Exercise materials:
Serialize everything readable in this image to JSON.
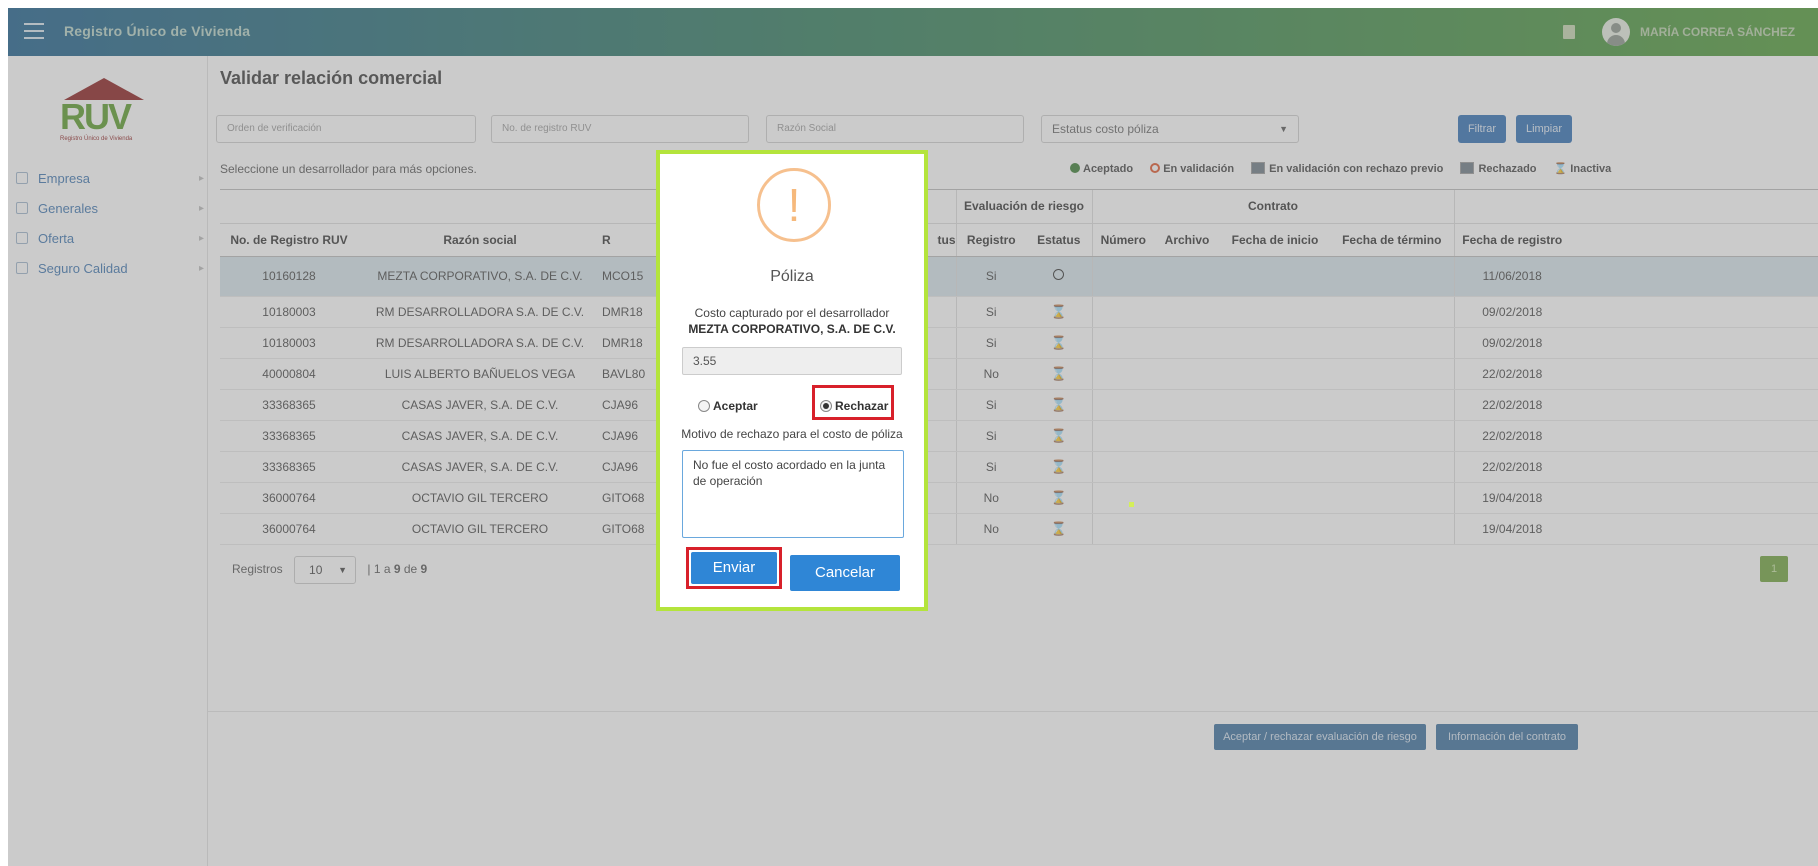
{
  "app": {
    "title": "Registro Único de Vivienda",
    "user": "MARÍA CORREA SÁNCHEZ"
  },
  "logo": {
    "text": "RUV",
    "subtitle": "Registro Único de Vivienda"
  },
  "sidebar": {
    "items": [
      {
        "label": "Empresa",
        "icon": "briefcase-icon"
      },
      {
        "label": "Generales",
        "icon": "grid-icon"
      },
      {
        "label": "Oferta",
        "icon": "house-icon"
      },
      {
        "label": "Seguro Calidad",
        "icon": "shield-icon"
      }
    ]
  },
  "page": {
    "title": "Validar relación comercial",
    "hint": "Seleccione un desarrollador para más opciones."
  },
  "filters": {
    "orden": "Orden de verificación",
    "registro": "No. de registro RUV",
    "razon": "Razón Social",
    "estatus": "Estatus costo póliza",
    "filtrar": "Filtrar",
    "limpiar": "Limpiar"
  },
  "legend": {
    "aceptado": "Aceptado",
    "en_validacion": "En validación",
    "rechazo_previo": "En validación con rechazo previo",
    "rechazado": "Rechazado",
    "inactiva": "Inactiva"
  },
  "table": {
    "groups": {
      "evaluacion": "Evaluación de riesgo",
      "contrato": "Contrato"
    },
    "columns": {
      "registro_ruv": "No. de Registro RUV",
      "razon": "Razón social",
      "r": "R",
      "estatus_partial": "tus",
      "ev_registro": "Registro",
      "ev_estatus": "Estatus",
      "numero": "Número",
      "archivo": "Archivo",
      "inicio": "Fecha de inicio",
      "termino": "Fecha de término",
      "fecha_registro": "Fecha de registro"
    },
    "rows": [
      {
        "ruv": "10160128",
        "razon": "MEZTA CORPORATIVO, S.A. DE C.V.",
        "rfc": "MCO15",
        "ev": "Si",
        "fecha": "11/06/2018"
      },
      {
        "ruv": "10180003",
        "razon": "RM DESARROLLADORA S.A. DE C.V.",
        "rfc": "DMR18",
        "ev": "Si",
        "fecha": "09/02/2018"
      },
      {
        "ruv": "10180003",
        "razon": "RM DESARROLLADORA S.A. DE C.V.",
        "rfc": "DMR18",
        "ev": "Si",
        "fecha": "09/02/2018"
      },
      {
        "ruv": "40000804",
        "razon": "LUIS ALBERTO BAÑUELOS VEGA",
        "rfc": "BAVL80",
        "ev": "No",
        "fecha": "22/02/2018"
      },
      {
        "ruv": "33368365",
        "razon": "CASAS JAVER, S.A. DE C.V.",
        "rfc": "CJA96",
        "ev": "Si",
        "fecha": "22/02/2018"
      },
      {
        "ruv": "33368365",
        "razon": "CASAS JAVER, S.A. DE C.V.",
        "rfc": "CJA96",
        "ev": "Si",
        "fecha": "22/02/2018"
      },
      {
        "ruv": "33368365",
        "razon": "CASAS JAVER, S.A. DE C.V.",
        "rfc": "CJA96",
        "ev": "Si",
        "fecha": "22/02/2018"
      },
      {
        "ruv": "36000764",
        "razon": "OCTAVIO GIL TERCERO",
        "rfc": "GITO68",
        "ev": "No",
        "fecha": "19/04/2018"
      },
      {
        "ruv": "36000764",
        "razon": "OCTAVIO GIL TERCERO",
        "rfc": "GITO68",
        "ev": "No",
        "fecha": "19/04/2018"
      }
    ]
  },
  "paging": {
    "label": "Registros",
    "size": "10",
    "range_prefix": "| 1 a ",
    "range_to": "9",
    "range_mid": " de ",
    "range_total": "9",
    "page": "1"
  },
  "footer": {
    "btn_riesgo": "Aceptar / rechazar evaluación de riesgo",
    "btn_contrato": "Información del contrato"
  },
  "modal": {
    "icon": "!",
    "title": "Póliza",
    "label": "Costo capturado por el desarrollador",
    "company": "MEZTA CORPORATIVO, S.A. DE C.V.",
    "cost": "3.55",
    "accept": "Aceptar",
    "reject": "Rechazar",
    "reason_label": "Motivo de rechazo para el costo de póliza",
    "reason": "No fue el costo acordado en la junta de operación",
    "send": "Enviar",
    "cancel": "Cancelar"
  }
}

--

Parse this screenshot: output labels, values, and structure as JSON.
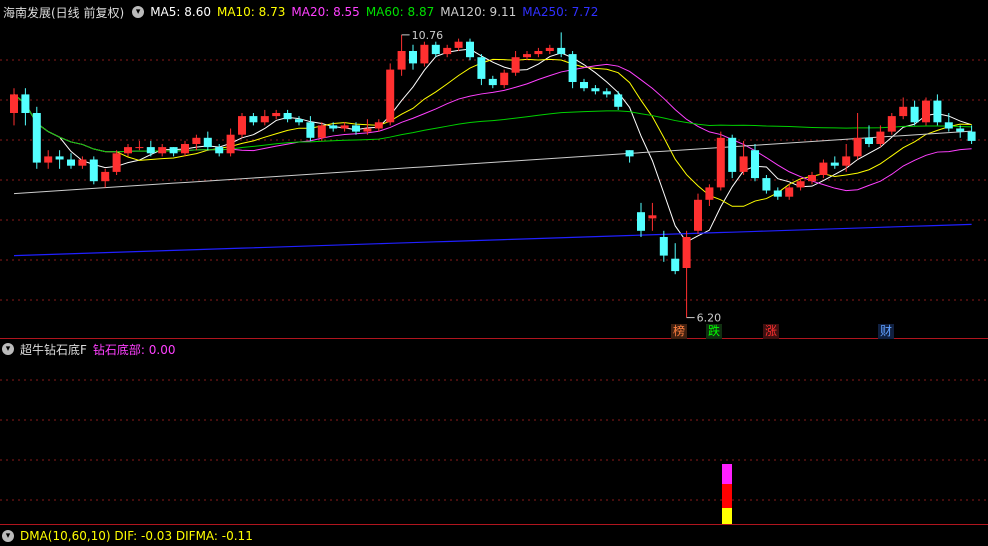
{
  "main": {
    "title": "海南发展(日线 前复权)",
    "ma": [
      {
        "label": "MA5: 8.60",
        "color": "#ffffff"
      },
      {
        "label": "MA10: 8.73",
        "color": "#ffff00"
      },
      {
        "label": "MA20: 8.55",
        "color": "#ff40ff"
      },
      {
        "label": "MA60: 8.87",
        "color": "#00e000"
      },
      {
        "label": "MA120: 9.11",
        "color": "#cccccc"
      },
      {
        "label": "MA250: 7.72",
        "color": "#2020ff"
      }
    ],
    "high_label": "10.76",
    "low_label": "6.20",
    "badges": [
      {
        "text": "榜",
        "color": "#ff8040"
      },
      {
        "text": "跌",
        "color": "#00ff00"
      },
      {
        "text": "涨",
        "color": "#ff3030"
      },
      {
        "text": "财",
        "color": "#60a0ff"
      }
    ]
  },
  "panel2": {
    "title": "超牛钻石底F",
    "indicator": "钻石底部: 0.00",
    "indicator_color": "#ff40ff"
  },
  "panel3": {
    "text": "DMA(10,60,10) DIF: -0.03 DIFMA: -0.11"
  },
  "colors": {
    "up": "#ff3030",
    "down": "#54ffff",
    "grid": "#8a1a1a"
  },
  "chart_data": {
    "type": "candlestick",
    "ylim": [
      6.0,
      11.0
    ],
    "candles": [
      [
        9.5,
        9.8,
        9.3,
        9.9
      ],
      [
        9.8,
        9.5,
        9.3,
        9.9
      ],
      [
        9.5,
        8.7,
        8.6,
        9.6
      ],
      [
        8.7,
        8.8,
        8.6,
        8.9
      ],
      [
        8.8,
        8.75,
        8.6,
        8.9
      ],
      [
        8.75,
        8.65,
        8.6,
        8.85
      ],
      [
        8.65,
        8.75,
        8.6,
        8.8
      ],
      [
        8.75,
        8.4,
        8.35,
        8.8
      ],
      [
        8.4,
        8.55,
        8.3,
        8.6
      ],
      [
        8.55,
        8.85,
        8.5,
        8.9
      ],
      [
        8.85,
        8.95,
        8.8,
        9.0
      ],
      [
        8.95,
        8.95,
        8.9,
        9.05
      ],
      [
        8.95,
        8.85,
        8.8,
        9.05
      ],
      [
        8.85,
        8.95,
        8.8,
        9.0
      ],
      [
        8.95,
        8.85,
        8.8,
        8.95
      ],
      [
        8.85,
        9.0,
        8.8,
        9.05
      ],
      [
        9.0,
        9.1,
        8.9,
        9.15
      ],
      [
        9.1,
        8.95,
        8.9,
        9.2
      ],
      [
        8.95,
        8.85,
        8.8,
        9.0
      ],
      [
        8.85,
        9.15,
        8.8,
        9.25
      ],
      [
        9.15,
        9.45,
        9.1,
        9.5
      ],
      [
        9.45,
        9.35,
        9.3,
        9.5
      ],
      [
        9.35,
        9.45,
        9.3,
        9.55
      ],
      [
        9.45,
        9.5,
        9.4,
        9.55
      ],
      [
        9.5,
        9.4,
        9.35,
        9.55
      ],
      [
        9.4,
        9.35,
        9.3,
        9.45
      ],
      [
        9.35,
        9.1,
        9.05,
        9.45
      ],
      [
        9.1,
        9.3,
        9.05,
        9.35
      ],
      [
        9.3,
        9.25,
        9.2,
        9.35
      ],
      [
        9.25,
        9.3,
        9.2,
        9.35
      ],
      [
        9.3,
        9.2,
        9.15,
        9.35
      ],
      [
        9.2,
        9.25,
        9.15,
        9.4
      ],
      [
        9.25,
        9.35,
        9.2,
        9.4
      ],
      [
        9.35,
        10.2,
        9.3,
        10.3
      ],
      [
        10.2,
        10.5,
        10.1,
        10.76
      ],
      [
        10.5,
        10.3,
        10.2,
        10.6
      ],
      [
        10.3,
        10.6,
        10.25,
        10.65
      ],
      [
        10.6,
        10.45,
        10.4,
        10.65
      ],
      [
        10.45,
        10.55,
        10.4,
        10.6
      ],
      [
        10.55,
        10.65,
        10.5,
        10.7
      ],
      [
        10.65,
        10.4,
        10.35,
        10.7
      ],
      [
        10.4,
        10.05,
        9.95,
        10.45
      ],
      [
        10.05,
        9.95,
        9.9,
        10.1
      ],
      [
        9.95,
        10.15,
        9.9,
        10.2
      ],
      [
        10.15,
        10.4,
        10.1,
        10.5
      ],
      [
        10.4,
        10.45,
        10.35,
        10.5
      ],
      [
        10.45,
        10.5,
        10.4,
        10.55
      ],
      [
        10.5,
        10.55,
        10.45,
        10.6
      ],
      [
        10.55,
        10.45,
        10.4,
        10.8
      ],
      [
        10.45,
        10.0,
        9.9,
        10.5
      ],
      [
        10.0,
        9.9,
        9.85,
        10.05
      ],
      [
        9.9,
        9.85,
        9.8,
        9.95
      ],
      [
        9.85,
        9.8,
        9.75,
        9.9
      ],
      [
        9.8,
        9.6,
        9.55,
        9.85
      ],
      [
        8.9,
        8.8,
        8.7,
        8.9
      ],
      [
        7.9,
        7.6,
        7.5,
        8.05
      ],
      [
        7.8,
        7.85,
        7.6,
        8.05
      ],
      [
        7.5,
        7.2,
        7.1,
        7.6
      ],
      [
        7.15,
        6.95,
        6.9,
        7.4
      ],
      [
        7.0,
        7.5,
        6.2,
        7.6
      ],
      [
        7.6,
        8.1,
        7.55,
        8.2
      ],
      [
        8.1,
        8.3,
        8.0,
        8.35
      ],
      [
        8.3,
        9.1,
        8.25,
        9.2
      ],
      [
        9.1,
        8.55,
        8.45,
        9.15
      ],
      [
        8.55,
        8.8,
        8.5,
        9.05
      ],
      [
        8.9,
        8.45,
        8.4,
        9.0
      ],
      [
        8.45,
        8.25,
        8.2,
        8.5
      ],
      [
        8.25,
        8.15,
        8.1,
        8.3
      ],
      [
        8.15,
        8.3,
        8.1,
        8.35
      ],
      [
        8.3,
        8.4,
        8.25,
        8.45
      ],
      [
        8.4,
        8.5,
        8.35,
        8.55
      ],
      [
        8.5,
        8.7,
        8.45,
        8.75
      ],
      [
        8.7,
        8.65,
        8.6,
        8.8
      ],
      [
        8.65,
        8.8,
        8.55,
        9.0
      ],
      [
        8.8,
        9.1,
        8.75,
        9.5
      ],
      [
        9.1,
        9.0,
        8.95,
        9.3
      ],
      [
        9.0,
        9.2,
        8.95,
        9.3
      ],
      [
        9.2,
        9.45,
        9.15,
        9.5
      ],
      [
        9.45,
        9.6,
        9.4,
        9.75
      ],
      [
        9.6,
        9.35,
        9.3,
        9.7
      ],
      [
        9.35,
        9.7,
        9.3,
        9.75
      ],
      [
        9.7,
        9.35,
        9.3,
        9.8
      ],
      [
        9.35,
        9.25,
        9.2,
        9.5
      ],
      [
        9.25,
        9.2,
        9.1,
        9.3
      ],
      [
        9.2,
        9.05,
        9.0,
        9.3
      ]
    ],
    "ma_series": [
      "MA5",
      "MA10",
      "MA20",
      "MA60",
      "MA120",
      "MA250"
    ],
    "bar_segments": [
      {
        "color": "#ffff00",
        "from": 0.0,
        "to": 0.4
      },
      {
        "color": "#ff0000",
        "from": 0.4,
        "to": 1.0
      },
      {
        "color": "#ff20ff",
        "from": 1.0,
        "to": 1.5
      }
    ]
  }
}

What is required:
Each line that holds the word "this" should be extracted from the records.

Answer to the problem:
Serialize everything readable in this image to JSON.
Parse this screenshot: output labels, values, and structure as JSON.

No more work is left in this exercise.